--- WHAT YOU WILL DO ---
Take every line that has the string "Station" and copy it out.

--- DATA LINES ---

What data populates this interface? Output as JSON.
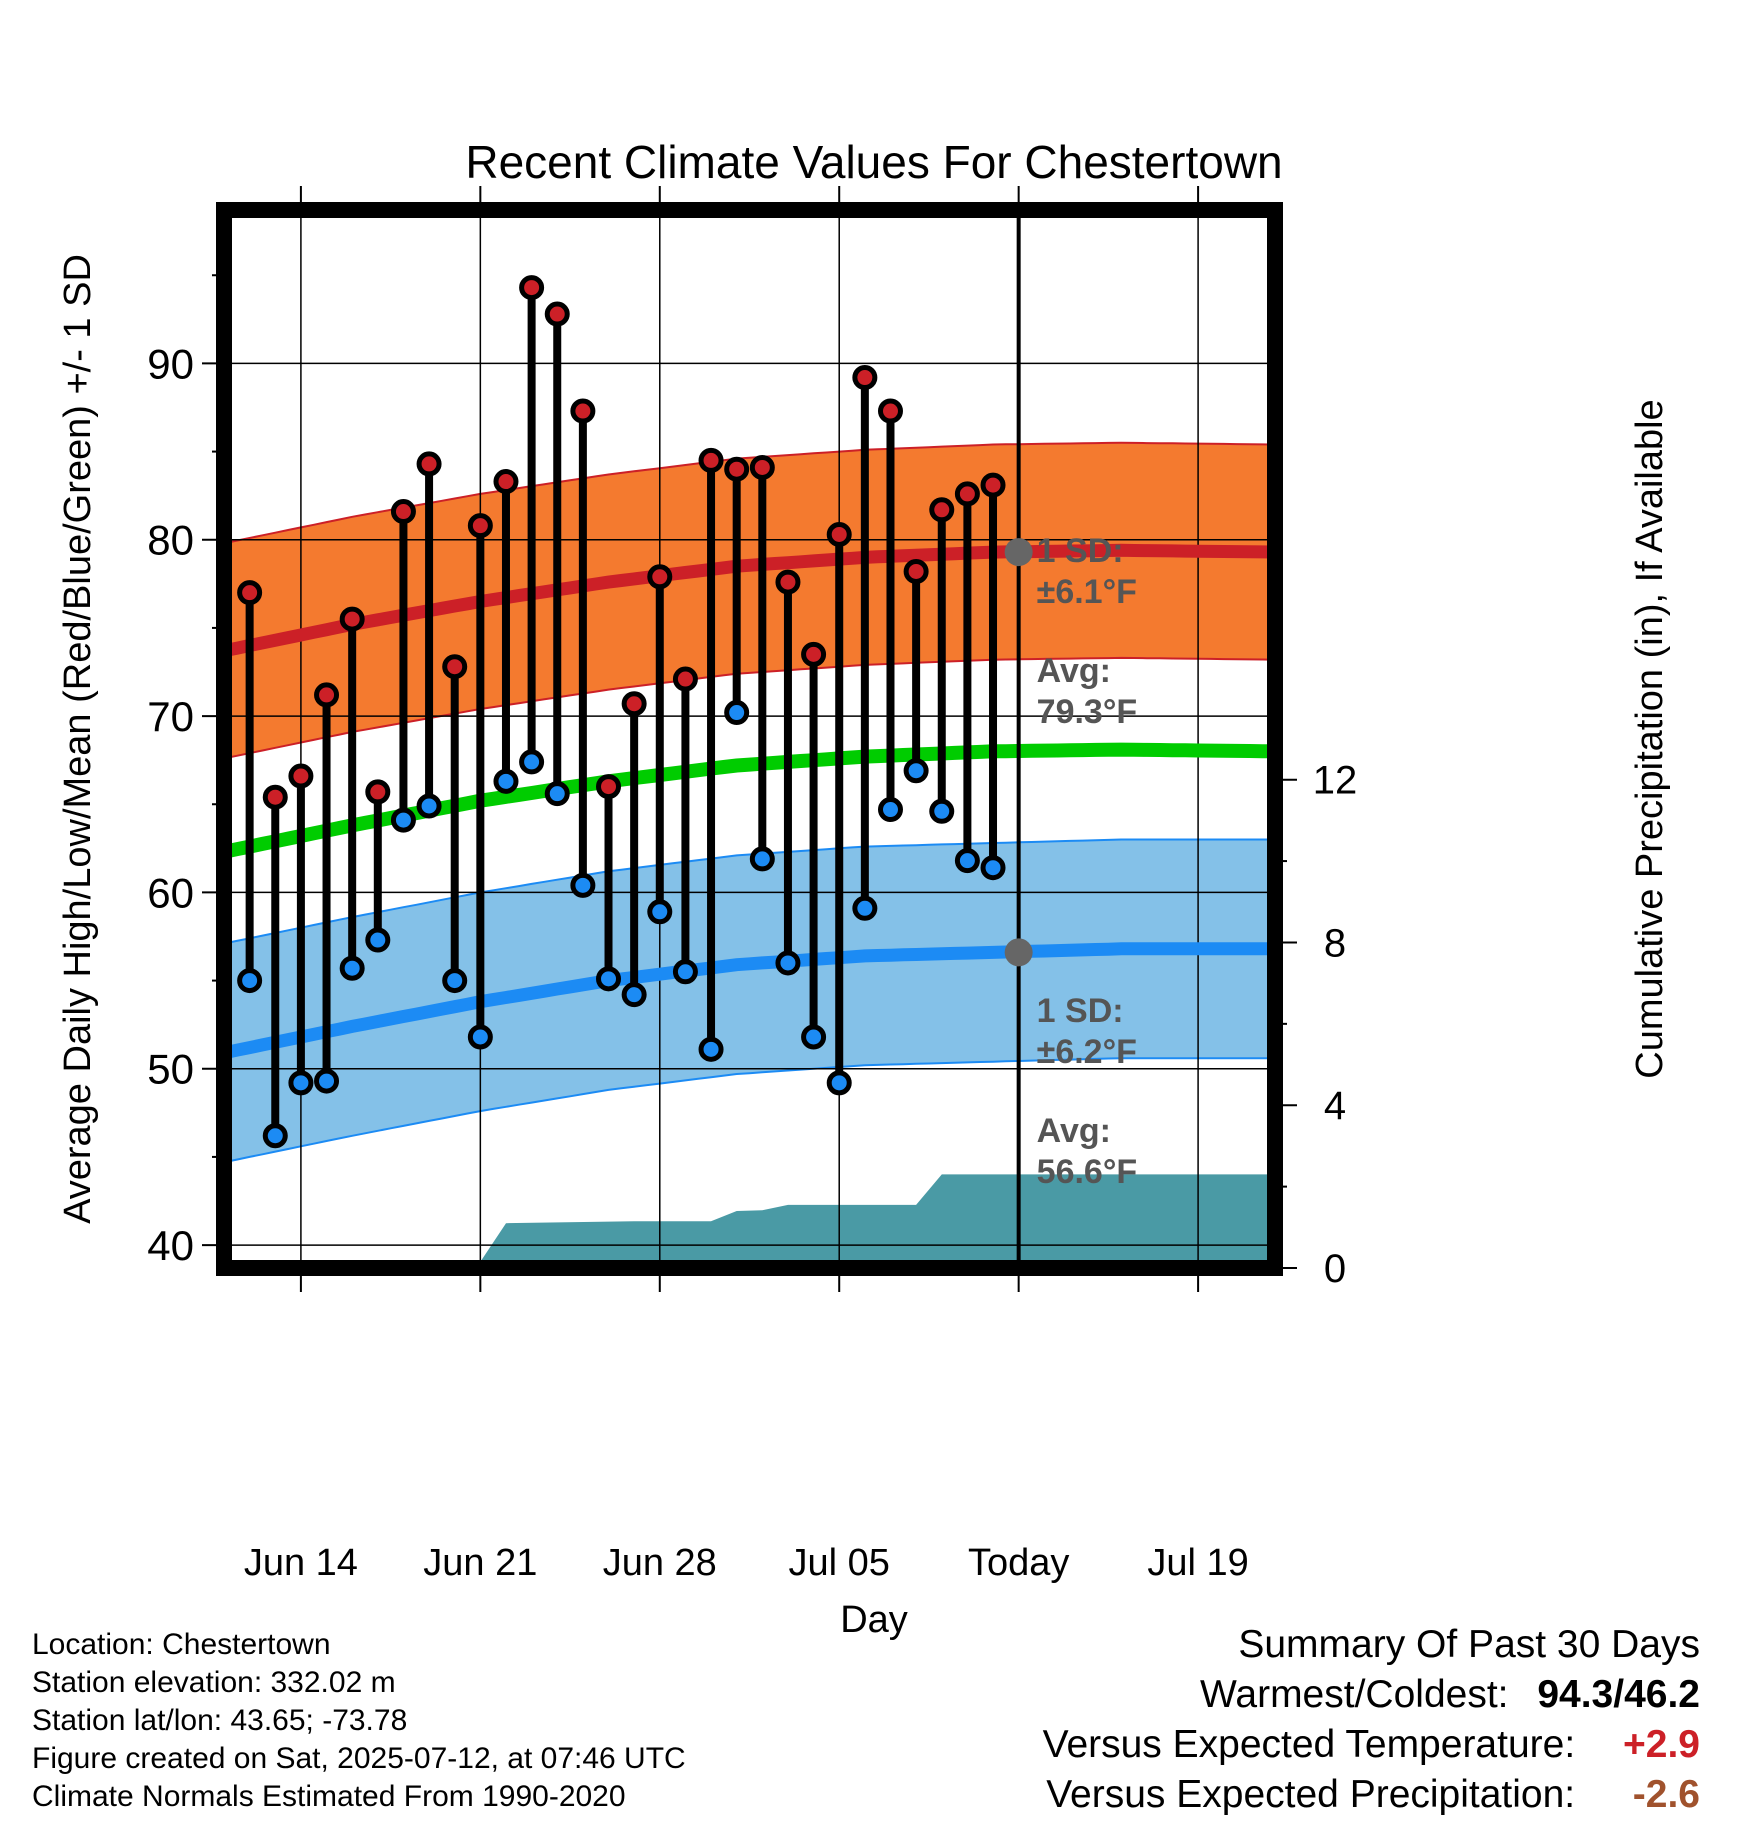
{
  "chart_data": {
    "type": "line",
    "title": "Recent Climate Values For Chestertown",
    "xlabel": "Day",
    "ylabel": "Average Daily High/Low/Mean (Red/Blue/Green) +/- 1 SD",
    "y2label": "Cumulative Precipitation (in), If Available",
    "x_tick_labels": [
      "Jun 14",
      "Jun 21",
      "Jun 28",
      "Jul 05",
      "Today",
      "Jul 19"
    ],
    "x_tick_days": [
      3,
      10,
      17,
      24,
      31,
      38
    ],
    "y_ticks": [
      40,
      50,
      60,
      70,
      80,
      90
    ],
    "y2_ticks": [
      0,
      4,
      8,
      12
    ],
    "today_day": 31,
    "x_range_days": [
      0,
      41
    ],
    "ylim": [
      38.7,
      98.7
    ],
    "y2lim": [
      0,
      26
    ],
    "colors": {
      "high_band": "#f47a2f",
      "high_line": "#cc2027",
      "low_band": "#84c1e8",
      "low_line": "#1c8bf4",
      "mean_line": "#00cc00",
      "precip": "#4a9aa5",
      "annotation": "#555555"
    },
    "normal_curves": {
      "day": [
        0,
        5,
        10,
        15,
        20,
        25,
        30,
        35,
        41
      ],
      "normal_high": [
        73.7,
        75.2,
        76.5,
        77.6,
        78.5,
        79.0,
        79.3,
        79.4,
        79.3
      ],
      "normal_high_sd": 6.1,
      "normal_low": [
        50.9,
        52.4,
        53.8,
        55.0,
        55.9,
        56.4,
        56.6,
        56.8,
        56.8
      ],
      "normal_low_sd": 6.2,
      "normal_mean": [
        62.3,
        63.8,
        65.2,
        66.3,
        67.2,
        67.7,
        68.0,
        68.1,
        68.0
      ]
    },
    "observations": {
      "day": [
        1,
        2,
        3,
        4,
        5,
        6,
        7,
        8,
        9,
        10,
        11,
        12,
        13,
        14,
        15,
        16,
        17,
        18,
        19,
        20,
        21,
        22,
        23,
        24,
        25,
        26,
        27,
        28,
        29,
        30
      ],
      "high": [
        77.0,
        65.4,
        66.6,
        71.2,
        75.5,
        65.7,
        81.6,
        84.3,
        72.8,
        80.8,
        83.3,
        94.3,
        92.8,
        87.3,
        66.0,
        70.7,
        77.9,
        72.1,
        84.5,
        84.0,
        84.1,
        77.6,
        73.5,
        80.3,
        89.2,
        87.3,
        78.2,
        81.7,
        82.6,
        83.1
      ],
      "low": [
        55.0,
        46.2,
        49.2,
        49.3,
        55.7,
        57.3,
        64.1,
        64.9,
        55.0,
        51.8,
        66.3,
        67.4,
        65.6,
        60.4,
        55.1,
        54.2,
        58.9,
        55.5,
        51.1,
        70.2,
        61.9,
        56.0,
        51.8,
        49.2,
        59.1,
        64.7,
        66.9,
        64.6,
        61.8,
        61.4
      ]
    },
    "precipitation": {
      "day": [
        0,
        7.6,
        9.5,
        10,
        11,
        16,
        19,
        20,
        21,
        22,
        23,
        27,
        28,
        29,
        41
      ],
      "cumulative_in": [
        0,
        0,
        0.15,
        0.15,
        1.1,
        1.15,
        1.15,
        1.4,
        1.42,
        1.55,
        1.55,
        1.55,
        2.3,
        2.3,
        2.3
      ]
    },
    "annotations": {
      "high_sd_label": "1 SD:",
      "high_sd_value": "±6.1°F",
      "high_avg_label": "Avg:",
      "high_avg_value": "79.3°F",
      "high_avg": 79.3,
      "low_sd_label": "1 SD:",
      "low_sd_value": "±6.2°F",
      "low_avg_label": "Avg:",
      "low_avg_value": "56.6°F",
      "low_avg": 56.6,
      "days_label": "30",
      "days_label_2": "Days"
    }
  },
  "footer": {
    "location": "Location: Chestertown",
    "elevation": "Station elevation: 332.02 m",
    "latlon": "Station lat/lon: 43.65; -73.78",
    "created": "Figure created on Sat, 2025-07-12, at 07:46 UTC",
    "normals": "Climate Normals Estimated From 1990-2020"
  },
  "summary": {
    "heading": "Summary Of Past 30 Days",
    "warm_cold_label": "Warmest/Coldest:",
    "warm_cold_value": "94.3/46.2",
    "temp_label": "Versus Expected Temperature:",
    "temp_value": "+2.9",
    "temp_color": "#cc2027",
    "precip_label": "Versus Expected Precipitation:",
    "precip_value": "-2.6",
    "precip_color": "#a0522d"
  }
}
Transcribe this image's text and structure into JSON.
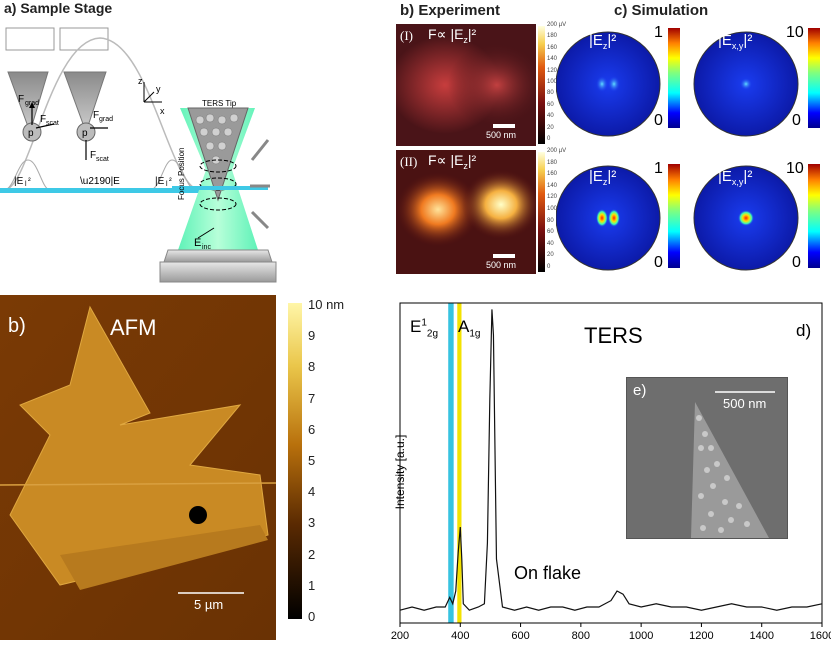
{
  "panel_a": {
    "title": "a) Sample Stage",
    "box1_label": "(I+II)",
    "box2_label": "(III)",
    "f_grad": "F",
    "f_grad_sub": "grad",
    "f_scat": "F",
    "f_scat_sub": "scat",
    "particle": "p",
    "e_grad_left": "|Eₗ|²",
    "e_label": "|Eₗ|²",
    "axis_z": "z",
    "axis_y": "y",
    "axis_x": "x",
    "ters_tip": "TERS Tip",
    "focus_position": "Focus Position",
    "e_inc": "E",
    "e_inc_sub": "inc",
    "colors": {
      "beam": "#2ee6a0",
      "stage": "#3ec9e6",
      "tip": "#9a9a9a"
    }
  },
  "panel_b_top": {
    "title": "b) Experiment",
    "row1_roman": "(I)",
    "row1_formula": "F∝ |E",
    "row1_formula_sub": "z",
    "row1_formula_end": "|²",
    "row2_roman": "(II)",
    "scalebar": "500 nm",
    "colorbar_ticks": [
      "200 µV",
      "180",
      "160",
      "140",
      "120",
      "100",
      "80",
      "60",
      "40",
      "20",
      "0"
    ]
  },
  "panel_c": {
    "title": "c) Simulation",
    "ez_label": "|E",
    "ez_sub": "z",
    "exy_label": "|E",
    "exy_sub": "x,y",
    "bar_end": "|²",
    "ez_max": "1",
    "ez_min": "0",
    "exy_max": "10",
    "exy_min": "0"
  },
  "panel_b_afm": {
    "label": "b)",
    "title": "AFM",
    "scalebar": "5 µm",
    "colorbar_ticks": [
      "10 nm",
      "9",
      "8",
      "7",
      "6",
      "5",
      "4",
      "3",
      "2",
      "1",
      "0"
    ]
  },
  "chart_data": {
    "type": "line",
    "title": "TERS",
    "panel_label": "d)",
    "xlabel": "",
    "ylabel": "Intensity [a.u.]",
    "xlim": [
      200,
      1600
    ],
    "ylim": [
      0,
      1
    ],
    "xticks": [
      "200",
      "400",
      "600",
      "800",
      "1000",
      "1200",
      "1400",
      "1600"
    ],
    "peak_labels": [
      {
        "text": "E",
        "sup": "1",
        "sub": "2g",
        "x": 383
      },
      {
        "text": "A",
        "sub": "1g",
        "x": 404
      }
    ],
    "annotation": "On flake",
    "highlight_bands": [
      {
        "x0": 360,
        "x1": 378,
        "color": "#36c3e0"
      },
      {
        "x0": 390,
        "x1": 404,
        "color": "#f3e200"
      }
    ],
    "series": [
      {
        "name": "On flake",
        "x": [
          200,
          240,
          280,
          320,
          350,
          365,
          375,
          385,
          393,
          400,
          405,
          410,
          430,
          460,
          480,
          490,
          498,
          505,
          510,
          520,
          540,
          580,
          620,
          660,
          700,
          740,
          780,
          820,
          860,
          900,
          920,
          940,
          960,
          1000,
          1050,
          1100,
          1150,
          1200,
          1250,
          1300,
          1350,
          1400,
          1450,
          1500,
          1550,
          1600
        ],
        "y": [
          0.04,
          0.05,
          0.04,
          0.05,
          0.05,
          0.08,
          0.06,
          0.1,
          0.22,
          0.3,
          0.2,
          0.06,
          0.04,
          0.05,
          0.06,
          0.25,
          0.7,
          0.98,
          0.9,
          0.2,
          0.05,
          0.04,
          0.05,
          0.04,
          0.05,
          0.05,
          0.04,
          0.05,
          0.05,
          0.07,
          0.1,
          0.09,
          0.06,
          0.05,
          0.06,
          0.05,
          0.05,
          0.04,
          0.05,
          0.06,
          0.05,
          0.05,
          0.04,
          0.05,
          0.05,
          0.06
        ]
      }
    ]
  },
  "panel_e": {
    "label": "e)",
    "scalebar": "500 nm"
  }
}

--- PROBLEM SOLUTION ---
    "elevation": "Station elevation: 332.02 m",
    "latlon": "Station lat/lon: 43.65; -73.78",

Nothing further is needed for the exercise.